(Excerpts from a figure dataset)
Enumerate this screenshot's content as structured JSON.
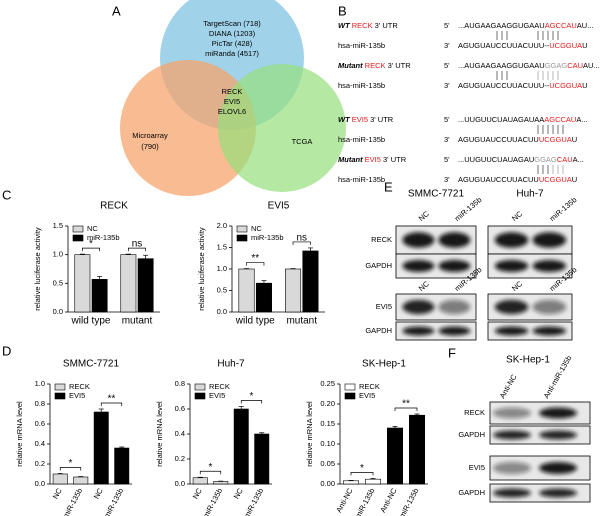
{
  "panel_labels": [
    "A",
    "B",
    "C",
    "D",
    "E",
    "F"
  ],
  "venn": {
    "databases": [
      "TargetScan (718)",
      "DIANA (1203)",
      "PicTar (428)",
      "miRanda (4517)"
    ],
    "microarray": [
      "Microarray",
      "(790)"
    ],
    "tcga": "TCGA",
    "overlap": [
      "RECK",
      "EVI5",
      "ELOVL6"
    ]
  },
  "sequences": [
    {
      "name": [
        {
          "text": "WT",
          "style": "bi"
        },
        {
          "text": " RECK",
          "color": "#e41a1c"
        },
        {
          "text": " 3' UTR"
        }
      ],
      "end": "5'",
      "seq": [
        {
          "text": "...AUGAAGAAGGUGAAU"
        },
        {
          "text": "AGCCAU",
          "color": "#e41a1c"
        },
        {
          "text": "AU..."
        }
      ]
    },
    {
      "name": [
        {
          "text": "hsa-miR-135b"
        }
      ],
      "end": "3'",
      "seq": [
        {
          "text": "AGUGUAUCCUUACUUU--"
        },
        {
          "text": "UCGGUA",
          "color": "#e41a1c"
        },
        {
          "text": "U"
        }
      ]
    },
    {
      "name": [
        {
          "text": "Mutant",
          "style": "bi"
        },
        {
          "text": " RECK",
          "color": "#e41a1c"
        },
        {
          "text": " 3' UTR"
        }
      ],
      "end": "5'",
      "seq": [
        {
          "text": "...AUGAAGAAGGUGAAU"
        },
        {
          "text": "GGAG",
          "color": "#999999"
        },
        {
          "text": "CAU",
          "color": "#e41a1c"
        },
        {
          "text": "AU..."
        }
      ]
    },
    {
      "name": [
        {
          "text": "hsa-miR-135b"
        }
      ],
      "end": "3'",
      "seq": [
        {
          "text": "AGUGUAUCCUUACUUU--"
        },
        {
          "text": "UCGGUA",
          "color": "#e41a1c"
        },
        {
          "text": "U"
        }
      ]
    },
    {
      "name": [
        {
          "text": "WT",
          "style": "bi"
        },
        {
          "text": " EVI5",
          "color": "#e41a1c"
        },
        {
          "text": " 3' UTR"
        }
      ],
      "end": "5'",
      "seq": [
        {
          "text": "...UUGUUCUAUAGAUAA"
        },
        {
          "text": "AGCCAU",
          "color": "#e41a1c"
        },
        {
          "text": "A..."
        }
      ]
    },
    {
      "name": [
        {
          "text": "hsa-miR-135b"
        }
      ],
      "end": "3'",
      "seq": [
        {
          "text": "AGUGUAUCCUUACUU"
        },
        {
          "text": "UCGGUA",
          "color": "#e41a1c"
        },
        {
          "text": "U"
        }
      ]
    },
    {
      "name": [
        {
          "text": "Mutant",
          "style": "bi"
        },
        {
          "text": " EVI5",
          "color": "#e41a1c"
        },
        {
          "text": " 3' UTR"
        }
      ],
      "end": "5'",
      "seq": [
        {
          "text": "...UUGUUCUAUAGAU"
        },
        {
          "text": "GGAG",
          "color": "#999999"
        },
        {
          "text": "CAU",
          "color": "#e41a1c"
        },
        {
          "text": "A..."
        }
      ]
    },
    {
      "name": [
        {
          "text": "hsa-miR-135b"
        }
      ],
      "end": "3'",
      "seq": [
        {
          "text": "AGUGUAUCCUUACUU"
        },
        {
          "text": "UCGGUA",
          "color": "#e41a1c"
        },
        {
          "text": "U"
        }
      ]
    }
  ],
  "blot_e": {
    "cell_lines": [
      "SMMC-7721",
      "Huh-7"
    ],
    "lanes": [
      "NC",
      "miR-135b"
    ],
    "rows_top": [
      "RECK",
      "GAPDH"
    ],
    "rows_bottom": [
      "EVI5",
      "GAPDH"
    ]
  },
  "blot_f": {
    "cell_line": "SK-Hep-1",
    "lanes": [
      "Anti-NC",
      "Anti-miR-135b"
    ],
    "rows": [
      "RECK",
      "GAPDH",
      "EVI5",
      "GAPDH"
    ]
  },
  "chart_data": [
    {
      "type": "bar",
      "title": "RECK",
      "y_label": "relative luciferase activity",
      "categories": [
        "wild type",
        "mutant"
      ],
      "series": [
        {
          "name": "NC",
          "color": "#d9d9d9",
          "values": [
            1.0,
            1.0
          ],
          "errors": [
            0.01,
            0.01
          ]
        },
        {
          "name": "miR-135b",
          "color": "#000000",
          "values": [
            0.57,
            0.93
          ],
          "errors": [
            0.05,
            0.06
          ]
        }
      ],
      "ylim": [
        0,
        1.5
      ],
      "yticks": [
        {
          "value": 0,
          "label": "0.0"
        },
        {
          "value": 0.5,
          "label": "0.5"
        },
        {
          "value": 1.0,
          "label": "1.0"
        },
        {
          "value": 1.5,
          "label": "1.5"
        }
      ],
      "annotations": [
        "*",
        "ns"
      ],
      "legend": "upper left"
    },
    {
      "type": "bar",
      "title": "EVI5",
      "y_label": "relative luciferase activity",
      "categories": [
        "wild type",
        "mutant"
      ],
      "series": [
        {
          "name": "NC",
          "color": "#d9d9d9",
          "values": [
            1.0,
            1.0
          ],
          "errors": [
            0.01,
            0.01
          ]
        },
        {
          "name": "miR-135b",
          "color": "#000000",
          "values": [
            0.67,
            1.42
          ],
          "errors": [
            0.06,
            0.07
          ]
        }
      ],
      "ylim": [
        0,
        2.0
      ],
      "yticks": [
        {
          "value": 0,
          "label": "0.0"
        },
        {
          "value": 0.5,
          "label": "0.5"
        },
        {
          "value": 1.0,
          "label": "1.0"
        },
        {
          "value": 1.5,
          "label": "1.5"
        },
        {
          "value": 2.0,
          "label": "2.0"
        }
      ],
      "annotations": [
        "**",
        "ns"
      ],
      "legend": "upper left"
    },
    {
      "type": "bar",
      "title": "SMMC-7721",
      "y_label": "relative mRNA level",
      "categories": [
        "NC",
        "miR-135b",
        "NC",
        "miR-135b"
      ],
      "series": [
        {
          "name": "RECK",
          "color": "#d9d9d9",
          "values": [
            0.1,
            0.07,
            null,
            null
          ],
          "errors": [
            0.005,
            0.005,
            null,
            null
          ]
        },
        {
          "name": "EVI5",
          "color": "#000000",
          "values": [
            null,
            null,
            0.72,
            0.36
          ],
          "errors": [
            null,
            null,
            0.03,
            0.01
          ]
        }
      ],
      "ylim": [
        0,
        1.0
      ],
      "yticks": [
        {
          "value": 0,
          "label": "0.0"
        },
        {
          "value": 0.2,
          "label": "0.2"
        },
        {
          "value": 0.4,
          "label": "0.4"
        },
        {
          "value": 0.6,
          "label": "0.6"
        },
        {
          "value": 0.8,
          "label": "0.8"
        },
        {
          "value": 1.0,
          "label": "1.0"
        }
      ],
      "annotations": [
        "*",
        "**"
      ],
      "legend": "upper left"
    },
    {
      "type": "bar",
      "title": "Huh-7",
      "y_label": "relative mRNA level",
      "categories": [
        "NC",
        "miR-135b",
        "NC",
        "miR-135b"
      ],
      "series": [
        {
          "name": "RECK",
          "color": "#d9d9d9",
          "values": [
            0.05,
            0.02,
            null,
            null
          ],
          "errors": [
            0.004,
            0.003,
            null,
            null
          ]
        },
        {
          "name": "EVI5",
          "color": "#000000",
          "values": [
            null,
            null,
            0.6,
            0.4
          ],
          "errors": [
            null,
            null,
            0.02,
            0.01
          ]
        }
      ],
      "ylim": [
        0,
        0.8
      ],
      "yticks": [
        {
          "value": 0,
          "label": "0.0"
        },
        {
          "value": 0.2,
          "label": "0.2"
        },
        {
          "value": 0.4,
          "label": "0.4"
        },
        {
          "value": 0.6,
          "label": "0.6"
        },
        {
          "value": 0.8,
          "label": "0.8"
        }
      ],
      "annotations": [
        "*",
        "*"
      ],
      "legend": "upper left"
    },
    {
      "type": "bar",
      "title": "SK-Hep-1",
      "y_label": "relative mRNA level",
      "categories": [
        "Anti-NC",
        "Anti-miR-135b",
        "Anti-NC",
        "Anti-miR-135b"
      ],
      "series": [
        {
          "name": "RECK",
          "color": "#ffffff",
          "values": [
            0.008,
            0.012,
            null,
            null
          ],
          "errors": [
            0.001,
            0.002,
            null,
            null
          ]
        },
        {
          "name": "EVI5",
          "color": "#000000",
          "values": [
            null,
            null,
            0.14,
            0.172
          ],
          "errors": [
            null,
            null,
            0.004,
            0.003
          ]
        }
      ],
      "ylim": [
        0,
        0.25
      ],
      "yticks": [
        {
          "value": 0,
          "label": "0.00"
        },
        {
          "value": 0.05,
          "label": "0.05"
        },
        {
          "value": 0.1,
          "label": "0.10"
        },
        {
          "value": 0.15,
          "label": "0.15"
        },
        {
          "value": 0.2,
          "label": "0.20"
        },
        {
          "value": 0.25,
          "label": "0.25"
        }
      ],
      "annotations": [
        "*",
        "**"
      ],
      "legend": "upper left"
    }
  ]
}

→ WHAT IS REQUIRED
Find and copy each line above that includes the string "title".

→ SOLUTION TO THIS EXERCISE
      "title": "RECK",
      "title": "EVI5",
      "title": "SMMC-7721",
      "title": "Huh-7",
      "title": "SK-Hep-1",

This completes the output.